Work to do. Copy every line from the data below in which the string "Listener" can be found.

Information provided.
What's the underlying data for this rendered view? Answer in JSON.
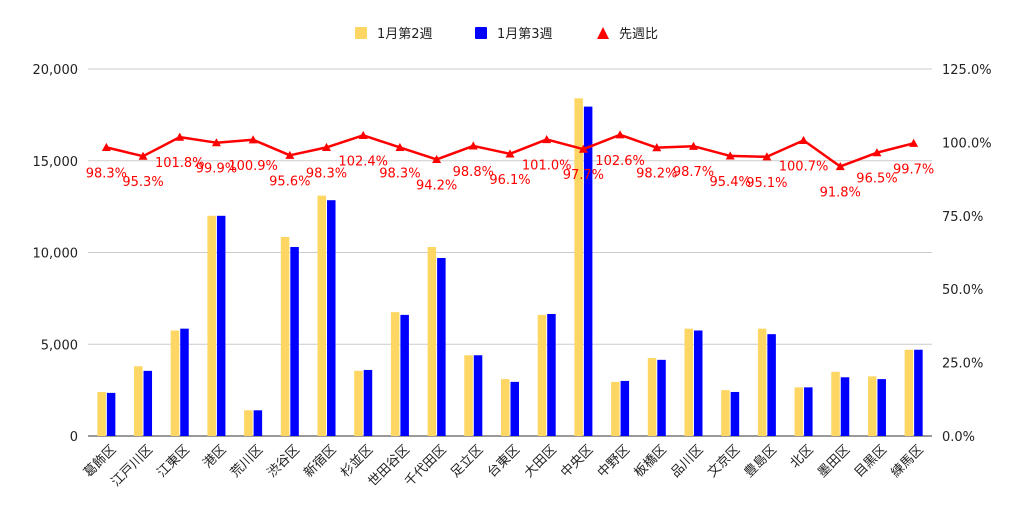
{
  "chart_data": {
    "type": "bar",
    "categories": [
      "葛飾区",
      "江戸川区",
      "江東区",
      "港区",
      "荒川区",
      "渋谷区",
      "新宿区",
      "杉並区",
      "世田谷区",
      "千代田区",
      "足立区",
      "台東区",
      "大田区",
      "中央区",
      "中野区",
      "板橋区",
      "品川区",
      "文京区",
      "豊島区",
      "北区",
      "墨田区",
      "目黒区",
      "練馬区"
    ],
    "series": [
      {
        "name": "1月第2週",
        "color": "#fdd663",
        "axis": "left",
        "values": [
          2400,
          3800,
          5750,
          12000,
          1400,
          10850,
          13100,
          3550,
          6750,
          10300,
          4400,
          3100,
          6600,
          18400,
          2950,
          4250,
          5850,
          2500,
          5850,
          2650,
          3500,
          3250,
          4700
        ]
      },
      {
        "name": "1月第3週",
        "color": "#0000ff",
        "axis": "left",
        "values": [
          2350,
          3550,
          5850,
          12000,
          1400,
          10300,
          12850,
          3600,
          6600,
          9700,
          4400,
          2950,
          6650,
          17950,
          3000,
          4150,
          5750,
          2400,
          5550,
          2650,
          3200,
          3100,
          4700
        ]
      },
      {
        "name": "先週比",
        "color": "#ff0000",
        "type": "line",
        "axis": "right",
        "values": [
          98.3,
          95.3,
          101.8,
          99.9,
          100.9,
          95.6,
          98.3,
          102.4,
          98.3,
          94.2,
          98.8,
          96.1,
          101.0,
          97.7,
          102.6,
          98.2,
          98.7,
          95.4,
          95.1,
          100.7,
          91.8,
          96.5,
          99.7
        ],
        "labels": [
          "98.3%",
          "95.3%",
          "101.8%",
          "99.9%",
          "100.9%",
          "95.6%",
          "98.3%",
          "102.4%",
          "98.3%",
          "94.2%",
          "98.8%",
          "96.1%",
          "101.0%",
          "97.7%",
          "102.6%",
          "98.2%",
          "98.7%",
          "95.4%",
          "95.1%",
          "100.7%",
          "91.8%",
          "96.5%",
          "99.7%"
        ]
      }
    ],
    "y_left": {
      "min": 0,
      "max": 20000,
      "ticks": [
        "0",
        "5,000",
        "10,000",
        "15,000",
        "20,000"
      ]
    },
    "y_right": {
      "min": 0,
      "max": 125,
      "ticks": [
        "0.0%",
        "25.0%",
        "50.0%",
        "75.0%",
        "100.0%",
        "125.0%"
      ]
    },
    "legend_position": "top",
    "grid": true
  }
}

---

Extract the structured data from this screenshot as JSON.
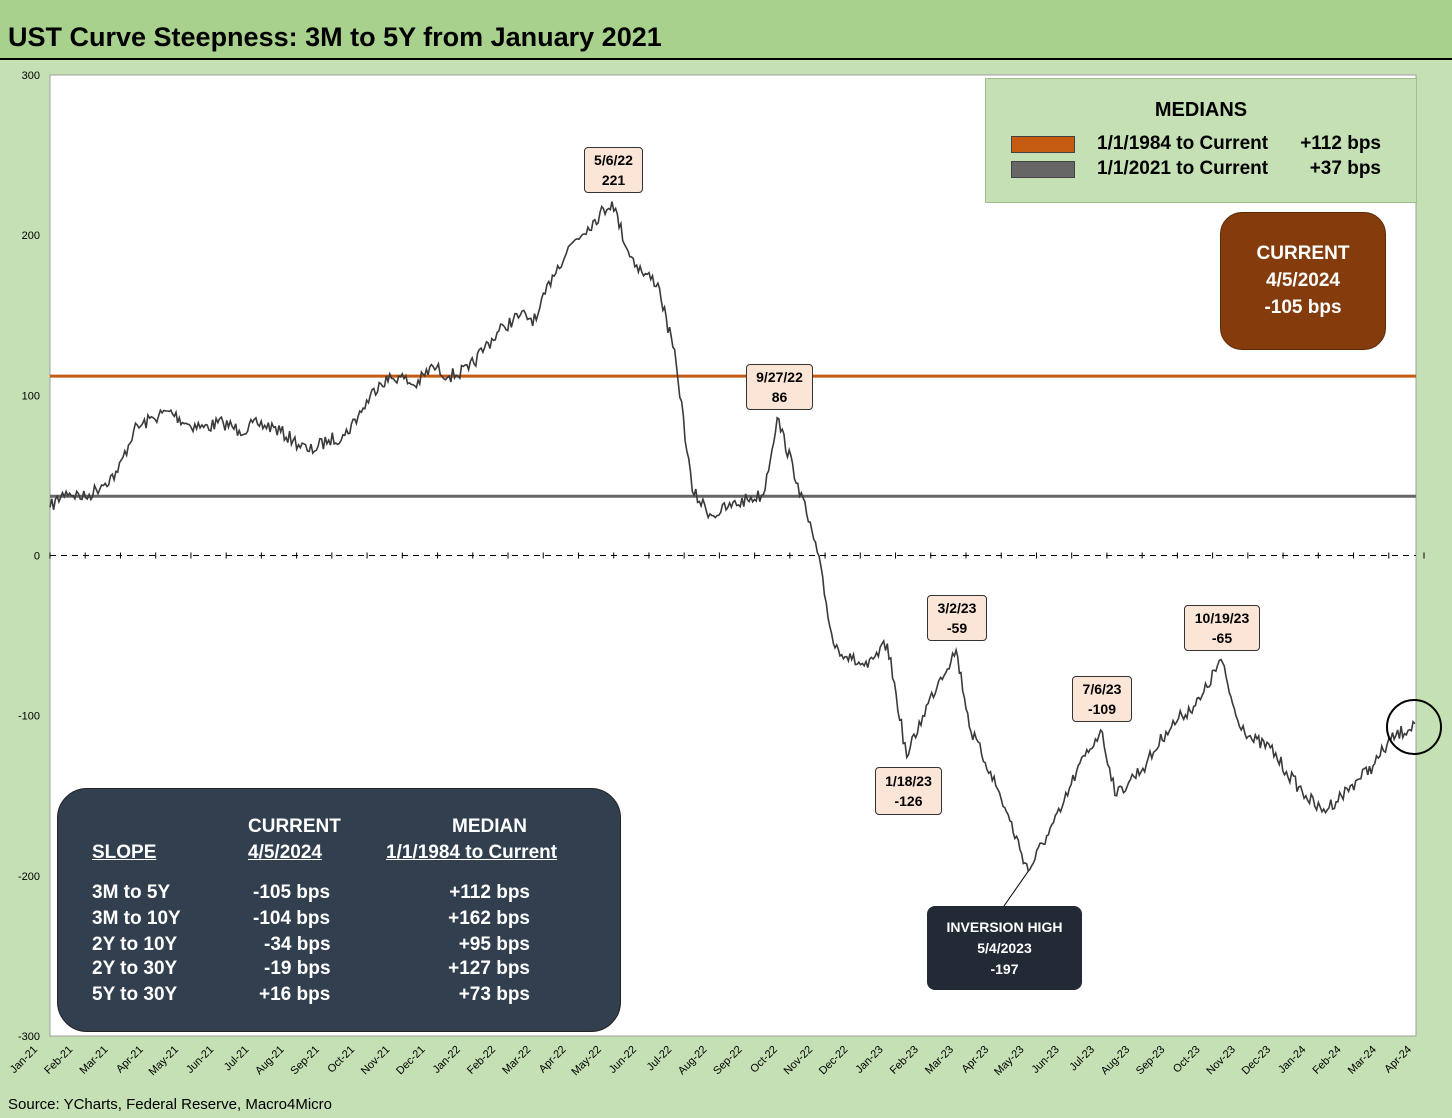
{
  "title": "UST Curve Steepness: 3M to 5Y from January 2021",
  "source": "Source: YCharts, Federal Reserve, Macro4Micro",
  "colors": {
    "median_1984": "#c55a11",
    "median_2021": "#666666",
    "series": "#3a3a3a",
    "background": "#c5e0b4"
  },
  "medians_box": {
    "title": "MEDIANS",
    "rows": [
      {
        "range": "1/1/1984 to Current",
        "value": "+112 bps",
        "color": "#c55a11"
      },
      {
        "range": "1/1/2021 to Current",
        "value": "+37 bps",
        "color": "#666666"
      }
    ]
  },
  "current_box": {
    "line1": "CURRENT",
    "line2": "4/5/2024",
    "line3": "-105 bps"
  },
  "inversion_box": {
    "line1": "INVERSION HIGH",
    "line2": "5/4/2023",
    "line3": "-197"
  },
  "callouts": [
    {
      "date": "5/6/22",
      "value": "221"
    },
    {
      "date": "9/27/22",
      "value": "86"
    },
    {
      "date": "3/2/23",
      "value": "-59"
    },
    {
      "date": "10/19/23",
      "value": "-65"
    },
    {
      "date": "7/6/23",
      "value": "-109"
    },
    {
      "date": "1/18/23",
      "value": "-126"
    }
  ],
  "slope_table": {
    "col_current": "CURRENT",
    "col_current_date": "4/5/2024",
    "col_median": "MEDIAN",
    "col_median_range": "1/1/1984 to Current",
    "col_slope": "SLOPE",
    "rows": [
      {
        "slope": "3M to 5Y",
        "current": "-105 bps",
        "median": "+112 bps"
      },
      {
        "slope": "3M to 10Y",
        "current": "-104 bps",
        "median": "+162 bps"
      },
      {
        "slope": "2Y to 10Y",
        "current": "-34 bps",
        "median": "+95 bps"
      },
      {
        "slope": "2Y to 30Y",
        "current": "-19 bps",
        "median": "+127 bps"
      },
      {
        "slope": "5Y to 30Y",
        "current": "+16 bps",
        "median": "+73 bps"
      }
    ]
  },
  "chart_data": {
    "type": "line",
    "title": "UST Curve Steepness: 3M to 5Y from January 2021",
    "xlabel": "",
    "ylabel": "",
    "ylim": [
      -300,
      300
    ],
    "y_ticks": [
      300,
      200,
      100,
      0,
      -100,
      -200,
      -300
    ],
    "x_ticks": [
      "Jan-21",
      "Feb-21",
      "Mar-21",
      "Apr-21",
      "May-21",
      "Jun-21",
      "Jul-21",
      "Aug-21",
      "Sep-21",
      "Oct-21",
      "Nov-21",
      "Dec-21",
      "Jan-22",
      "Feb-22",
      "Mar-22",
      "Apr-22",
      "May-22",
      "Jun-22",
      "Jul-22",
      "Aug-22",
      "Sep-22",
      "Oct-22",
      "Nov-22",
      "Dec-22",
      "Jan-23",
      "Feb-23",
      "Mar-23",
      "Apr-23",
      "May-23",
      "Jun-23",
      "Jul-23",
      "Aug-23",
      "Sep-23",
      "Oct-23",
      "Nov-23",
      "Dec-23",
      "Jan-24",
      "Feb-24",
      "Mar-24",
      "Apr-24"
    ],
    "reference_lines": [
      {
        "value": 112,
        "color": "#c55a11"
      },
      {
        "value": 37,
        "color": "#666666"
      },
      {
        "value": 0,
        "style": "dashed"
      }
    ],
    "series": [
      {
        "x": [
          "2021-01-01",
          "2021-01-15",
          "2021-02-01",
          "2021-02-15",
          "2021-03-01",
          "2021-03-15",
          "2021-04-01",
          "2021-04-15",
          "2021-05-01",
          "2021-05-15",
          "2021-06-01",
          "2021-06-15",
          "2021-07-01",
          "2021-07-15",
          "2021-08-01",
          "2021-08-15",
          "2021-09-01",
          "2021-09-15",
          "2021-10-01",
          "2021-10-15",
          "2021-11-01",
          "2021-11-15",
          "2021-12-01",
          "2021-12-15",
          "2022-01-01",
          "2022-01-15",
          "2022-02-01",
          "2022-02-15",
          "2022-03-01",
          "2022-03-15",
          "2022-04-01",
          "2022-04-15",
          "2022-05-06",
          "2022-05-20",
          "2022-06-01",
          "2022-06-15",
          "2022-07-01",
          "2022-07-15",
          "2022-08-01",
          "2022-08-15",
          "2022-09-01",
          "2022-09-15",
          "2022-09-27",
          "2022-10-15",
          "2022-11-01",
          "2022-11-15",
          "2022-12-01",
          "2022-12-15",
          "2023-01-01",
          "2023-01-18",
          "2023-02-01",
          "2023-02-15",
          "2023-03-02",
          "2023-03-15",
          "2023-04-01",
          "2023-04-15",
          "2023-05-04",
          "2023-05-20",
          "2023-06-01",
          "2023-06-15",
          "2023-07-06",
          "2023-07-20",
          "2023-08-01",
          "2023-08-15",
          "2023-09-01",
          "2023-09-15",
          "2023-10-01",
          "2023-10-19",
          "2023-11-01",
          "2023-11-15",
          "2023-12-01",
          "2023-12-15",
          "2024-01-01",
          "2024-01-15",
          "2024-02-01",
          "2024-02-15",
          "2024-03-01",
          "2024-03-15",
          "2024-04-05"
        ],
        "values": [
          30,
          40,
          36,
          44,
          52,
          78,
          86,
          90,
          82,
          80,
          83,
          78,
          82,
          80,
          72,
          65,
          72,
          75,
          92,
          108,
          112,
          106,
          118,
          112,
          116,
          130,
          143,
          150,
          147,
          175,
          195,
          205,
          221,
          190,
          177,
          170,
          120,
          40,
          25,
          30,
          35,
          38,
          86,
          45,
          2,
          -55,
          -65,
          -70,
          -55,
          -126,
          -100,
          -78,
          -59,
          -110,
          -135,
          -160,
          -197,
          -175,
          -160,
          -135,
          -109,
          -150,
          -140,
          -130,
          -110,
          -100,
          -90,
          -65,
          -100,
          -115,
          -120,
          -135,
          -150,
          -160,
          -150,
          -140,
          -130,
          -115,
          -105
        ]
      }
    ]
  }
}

...

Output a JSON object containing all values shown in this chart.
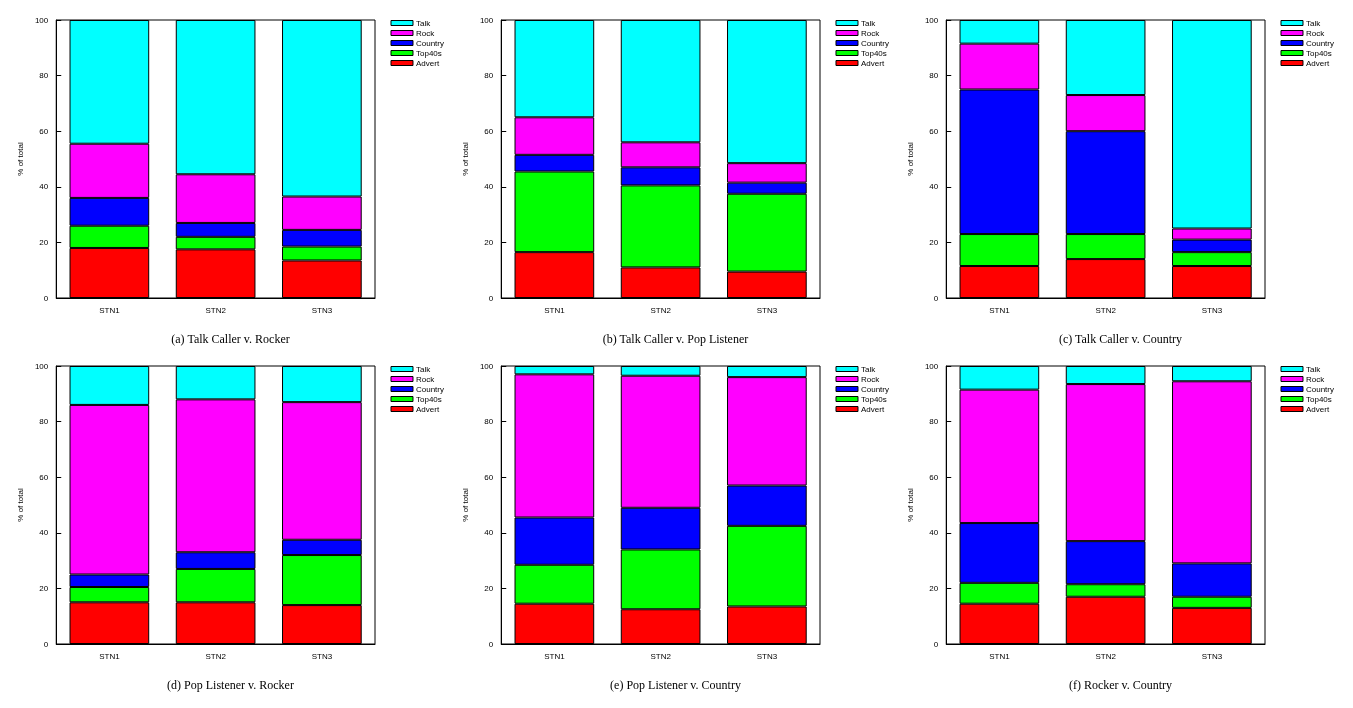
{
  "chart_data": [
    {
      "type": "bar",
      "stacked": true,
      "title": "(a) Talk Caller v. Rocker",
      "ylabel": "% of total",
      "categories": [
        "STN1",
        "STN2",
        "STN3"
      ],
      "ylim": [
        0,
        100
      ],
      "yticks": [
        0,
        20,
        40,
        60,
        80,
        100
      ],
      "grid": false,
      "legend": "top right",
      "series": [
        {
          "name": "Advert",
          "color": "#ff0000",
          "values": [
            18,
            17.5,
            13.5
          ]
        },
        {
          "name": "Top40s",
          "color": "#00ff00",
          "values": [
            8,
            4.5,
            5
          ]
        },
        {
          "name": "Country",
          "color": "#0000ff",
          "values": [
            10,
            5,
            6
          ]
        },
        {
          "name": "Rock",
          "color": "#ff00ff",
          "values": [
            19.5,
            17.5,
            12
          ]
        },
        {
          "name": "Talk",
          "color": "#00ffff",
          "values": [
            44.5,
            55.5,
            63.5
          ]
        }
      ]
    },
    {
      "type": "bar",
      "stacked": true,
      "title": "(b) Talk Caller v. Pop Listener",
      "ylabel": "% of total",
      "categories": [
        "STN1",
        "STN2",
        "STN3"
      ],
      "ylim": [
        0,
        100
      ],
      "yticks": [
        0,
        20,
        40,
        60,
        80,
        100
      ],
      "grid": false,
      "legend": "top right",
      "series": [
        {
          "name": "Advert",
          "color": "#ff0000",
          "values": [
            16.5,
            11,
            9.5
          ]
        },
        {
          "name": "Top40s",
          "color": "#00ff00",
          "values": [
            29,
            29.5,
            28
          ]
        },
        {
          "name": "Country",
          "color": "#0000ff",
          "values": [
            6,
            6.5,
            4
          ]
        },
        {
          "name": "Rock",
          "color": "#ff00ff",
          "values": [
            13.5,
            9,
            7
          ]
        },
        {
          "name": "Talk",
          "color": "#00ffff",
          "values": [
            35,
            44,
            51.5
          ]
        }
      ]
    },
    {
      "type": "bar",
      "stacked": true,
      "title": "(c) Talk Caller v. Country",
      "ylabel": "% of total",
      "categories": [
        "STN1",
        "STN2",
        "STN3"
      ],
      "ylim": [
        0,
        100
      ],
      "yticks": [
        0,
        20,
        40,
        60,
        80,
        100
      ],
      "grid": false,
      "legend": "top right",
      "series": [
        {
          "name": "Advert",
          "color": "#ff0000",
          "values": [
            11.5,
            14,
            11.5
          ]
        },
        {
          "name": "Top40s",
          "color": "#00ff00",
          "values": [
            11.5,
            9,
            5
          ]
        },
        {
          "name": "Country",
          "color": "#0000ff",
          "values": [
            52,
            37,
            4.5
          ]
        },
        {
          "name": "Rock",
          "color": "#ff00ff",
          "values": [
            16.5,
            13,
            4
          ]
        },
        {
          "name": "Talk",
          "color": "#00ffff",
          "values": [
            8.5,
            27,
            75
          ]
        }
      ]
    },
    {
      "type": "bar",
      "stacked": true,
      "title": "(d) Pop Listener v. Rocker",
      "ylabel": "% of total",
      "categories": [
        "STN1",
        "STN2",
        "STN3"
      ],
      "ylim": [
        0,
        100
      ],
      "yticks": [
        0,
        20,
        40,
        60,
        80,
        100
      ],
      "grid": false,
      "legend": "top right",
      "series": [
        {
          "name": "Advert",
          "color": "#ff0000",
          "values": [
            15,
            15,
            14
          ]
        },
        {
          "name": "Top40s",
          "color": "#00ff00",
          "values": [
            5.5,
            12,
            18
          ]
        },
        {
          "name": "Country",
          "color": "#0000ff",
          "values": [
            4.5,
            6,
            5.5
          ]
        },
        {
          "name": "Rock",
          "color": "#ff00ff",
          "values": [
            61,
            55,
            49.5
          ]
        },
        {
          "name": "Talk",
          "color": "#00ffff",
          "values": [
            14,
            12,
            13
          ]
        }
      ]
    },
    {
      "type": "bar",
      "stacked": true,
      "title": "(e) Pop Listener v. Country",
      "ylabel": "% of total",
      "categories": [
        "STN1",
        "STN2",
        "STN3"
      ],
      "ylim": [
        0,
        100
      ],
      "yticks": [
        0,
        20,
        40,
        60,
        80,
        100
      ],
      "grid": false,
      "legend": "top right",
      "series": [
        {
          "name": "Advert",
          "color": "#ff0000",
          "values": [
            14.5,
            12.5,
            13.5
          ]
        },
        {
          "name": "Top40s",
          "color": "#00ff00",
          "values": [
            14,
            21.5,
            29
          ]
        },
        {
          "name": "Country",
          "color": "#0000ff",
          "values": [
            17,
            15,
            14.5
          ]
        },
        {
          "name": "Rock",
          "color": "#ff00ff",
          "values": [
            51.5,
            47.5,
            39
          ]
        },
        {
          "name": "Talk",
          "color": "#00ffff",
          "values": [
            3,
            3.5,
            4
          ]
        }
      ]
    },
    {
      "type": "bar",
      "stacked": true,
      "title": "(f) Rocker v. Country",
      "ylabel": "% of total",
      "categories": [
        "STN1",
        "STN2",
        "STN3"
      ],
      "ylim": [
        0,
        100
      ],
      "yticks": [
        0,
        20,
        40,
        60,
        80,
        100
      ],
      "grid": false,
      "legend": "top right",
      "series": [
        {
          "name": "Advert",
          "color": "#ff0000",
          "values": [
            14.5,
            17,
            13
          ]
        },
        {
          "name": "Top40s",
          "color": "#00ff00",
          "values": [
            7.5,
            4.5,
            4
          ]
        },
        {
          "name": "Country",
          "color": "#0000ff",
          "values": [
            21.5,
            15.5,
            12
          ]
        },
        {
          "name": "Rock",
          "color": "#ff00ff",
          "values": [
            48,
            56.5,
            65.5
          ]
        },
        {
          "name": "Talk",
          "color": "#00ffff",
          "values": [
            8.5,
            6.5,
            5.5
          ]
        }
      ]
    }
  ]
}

Correct response.
      "title": "(b) Talk Caller v. Pop Listener",
      "title": "(d) Pop Listener v. Rocker",
      "title": "(e) Pop Listener v. Country",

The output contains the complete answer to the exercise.